** Problem statement **
Transcribe the records exactly from the line with "Convert this document image to plain text." to the end, both included.

[start of Data lines]

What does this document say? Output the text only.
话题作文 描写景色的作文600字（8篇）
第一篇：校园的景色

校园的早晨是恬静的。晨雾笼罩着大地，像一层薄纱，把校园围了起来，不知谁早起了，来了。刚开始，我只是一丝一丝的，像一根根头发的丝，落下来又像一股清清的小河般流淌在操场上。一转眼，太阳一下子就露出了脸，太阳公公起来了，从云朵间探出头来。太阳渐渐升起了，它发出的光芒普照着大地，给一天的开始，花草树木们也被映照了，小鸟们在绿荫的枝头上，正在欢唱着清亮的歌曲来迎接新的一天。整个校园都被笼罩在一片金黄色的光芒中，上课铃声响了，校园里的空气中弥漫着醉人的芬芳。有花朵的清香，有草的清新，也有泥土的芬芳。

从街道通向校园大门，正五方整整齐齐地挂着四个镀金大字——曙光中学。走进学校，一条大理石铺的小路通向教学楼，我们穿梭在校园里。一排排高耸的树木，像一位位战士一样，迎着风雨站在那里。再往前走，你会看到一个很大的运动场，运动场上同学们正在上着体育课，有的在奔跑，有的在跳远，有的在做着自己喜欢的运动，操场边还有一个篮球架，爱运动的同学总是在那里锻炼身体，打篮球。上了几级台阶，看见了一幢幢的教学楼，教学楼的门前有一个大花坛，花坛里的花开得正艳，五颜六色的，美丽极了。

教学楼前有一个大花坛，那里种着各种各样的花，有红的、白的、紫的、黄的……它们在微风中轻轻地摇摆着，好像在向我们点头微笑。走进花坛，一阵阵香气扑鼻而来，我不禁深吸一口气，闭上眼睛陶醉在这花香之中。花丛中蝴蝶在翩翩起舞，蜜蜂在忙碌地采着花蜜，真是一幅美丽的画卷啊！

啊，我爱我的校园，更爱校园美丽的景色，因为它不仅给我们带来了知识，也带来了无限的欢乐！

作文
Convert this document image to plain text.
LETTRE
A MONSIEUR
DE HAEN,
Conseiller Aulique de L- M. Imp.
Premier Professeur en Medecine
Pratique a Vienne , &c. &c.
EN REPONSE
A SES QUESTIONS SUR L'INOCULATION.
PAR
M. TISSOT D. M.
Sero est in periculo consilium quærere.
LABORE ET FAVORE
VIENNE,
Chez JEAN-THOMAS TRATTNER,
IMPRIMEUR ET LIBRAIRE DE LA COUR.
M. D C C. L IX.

[end of Data lines]

** Response for this exercise **
Convert this document image to plain text.
LETTRE
A MONSIEUR
DE HAEN,
Conseiller Aulique de L- M. Imp.
Premier Professeur en Medecine
Pratique a Vienne , &c. &c.
EN REPONSE
A SES QUESTIONS SUR L'INOCULATION.
PAR
M. TISSOT D. M.
Sero est in periculo consilium quærere.
LABORE ET FAVORE
VIENNE,
Chez JEAN-THOMAS TRATTNER,
IMPRIMEUR ET LIBRAIRE DE LA COUR.
M. D C C. L IX.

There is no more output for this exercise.